#### WHAT THIS TASK INVOLVES:
Return all lines that include the string "perecz".

#### INPUT ROWS:
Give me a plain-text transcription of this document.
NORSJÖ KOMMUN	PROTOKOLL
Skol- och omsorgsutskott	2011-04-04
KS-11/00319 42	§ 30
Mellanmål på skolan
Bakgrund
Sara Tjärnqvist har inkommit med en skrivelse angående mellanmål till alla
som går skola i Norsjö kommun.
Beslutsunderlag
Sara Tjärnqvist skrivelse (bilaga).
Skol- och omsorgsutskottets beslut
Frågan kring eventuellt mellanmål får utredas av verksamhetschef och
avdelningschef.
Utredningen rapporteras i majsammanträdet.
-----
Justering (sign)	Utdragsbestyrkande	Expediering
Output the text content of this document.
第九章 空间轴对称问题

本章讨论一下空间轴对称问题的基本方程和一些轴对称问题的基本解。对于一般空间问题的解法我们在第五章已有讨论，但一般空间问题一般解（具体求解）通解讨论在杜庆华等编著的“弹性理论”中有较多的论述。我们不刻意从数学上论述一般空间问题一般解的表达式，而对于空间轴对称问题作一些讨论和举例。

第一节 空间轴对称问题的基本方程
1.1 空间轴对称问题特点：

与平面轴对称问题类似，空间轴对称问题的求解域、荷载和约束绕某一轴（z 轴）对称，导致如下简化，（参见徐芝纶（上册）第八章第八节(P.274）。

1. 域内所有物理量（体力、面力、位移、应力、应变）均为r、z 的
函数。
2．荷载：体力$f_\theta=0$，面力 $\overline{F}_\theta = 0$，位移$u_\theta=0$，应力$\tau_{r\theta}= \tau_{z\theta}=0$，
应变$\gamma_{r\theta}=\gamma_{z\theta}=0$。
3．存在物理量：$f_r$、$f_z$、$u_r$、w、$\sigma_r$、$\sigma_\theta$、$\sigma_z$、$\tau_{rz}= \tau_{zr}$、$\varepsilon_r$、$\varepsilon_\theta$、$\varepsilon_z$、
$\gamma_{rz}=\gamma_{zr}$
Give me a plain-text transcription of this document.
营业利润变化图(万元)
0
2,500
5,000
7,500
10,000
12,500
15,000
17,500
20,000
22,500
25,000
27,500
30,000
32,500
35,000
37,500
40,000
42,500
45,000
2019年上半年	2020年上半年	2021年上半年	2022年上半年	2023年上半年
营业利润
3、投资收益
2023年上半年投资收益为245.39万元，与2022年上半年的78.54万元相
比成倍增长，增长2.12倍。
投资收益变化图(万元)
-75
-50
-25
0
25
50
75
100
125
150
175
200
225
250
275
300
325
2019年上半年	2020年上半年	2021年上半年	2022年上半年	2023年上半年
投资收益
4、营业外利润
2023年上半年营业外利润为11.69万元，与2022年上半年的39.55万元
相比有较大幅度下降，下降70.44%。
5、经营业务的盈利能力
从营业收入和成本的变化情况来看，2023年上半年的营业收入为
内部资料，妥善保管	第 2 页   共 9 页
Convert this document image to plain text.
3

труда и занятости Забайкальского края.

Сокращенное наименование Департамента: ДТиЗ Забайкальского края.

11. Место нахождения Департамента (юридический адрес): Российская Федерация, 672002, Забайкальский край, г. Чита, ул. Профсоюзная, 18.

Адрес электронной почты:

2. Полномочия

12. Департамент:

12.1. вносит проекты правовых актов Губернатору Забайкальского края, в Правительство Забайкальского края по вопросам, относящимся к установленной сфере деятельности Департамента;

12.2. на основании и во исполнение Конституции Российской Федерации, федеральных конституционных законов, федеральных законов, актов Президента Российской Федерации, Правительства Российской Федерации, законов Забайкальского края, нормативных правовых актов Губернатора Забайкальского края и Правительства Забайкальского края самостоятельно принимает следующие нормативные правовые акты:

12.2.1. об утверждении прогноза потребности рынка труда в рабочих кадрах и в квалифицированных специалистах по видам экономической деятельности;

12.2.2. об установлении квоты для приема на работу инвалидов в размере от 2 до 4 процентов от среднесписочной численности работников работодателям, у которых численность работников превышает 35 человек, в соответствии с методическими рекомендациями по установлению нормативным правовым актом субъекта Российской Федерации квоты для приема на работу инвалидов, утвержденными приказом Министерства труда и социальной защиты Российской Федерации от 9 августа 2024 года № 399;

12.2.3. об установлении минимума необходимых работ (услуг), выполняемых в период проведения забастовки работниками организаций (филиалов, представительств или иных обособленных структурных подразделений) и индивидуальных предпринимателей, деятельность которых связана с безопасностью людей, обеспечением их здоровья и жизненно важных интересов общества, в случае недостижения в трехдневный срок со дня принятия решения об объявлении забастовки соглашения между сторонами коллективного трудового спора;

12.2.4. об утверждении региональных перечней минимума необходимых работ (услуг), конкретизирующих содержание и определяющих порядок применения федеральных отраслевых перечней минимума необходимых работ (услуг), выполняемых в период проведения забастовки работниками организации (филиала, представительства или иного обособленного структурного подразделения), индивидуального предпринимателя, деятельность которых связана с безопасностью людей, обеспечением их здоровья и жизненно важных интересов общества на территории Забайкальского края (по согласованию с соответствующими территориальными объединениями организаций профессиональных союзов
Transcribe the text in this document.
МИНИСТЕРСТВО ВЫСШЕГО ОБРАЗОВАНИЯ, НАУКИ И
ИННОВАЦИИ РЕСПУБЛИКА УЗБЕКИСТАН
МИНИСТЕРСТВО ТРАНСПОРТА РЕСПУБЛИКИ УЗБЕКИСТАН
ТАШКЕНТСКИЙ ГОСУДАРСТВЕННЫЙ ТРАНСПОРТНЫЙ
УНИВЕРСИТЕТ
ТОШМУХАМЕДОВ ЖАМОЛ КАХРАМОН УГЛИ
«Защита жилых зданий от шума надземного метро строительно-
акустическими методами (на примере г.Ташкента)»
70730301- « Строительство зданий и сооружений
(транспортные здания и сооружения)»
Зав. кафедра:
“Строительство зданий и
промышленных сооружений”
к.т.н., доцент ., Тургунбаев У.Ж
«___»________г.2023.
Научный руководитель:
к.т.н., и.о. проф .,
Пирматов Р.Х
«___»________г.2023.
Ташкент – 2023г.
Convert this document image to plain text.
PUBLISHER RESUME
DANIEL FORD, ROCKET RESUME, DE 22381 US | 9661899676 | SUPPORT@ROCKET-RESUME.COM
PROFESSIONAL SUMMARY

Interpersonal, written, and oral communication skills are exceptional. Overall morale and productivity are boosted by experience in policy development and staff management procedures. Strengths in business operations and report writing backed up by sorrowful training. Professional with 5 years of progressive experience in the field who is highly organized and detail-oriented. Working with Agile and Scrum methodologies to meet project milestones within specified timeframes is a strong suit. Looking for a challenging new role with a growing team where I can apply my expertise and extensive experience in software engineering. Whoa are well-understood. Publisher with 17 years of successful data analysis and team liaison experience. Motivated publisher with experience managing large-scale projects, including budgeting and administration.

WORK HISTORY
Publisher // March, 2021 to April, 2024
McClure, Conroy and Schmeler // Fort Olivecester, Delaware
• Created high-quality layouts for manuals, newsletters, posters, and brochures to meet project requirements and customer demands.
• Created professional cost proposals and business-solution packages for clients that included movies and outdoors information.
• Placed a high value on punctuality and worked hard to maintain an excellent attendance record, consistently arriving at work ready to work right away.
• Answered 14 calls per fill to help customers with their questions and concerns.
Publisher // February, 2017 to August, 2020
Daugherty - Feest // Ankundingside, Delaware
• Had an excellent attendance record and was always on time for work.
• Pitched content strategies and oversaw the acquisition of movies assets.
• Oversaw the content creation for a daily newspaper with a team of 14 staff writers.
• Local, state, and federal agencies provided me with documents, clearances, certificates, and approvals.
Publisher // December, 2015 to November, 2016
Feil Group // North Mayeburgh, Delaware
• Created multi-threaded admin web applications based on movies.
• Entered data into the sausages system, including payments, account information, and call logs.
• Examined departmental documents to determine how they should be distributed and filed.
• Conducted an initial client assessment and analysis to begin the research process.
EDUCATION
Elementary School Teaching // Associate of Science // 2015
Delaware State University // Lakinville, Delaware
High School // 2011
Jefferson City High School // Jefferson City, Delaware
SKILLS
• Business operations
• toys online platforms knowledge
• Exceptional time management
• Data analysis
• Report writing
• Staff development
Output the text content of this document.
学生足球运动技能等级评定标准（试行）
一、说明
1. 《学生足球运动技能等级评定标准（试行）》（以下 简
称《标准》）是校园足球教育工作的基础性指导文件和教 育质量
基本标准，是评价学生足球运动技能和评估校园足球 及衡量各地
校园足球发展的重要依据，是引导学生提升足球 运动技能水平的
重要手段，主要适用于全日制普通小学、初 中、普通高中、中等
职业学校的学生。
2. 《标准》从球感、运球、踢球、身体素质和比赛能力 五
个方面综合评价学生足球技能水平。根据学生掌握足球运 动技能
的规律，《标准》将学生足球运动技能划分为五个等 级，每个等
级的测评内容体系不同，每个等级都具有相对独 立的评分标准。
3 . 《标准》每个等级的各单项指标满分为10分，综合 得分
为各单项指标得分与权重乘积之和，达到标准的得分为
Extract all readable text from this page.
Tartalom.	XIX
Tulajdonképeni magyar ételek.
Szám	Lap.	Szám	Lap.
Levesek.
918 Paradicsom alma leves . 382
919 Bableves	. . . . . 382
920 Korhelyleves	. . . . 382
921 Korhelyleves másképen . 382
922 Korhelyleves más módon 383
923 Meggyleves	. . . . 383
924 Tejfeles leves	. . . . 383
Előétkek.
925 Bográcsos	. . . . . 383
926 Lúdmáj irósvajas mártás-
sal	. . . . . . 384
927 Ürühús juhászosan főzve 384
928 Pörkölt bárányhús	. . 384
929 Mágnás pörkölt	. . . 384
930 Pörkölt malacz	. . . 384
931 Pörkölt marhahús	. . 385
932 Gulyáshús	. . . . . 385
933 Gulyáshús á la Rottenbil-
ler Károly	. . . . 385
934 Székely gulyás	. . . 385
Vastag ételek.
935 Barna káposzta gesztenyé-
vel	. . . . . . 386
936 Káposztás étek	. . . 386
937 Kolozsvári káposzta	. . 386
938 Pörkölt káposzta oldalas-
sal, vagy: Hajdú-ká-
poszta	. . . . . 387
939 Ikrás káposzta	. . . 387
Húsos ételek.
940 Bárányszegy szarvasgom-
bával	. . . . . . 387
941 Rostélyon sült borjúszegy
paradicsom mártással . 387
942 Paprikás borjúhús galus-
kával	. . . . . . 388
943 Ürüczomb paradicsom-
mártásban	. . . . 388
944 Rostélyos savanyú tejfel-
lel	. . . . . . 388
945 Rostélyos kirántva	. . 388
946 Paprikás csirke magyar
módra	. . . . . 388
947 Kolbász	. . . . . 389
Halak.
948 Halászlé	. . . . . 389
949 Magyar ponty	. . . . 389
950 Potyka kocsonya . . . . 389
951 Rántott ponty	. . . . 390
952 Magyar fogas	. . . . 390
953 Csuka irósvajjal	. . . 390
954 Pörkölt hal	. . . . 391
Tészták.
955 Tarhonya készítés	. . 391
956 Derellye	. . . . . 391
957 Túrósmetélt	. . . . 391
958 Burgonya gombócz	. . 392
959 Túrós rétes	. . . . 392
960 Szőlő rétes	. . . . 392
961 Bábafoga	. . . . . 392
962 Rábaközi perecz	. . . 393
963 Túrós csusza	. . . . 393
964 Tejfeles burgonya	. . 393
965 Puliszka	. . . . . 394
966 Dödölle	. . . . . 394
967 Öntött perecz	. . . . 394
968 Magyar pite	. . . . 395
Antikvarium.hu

#### FINAL RESULT:
962 Rábaközi perecz	. . . 393
967 Öntött perecz	. . . . 394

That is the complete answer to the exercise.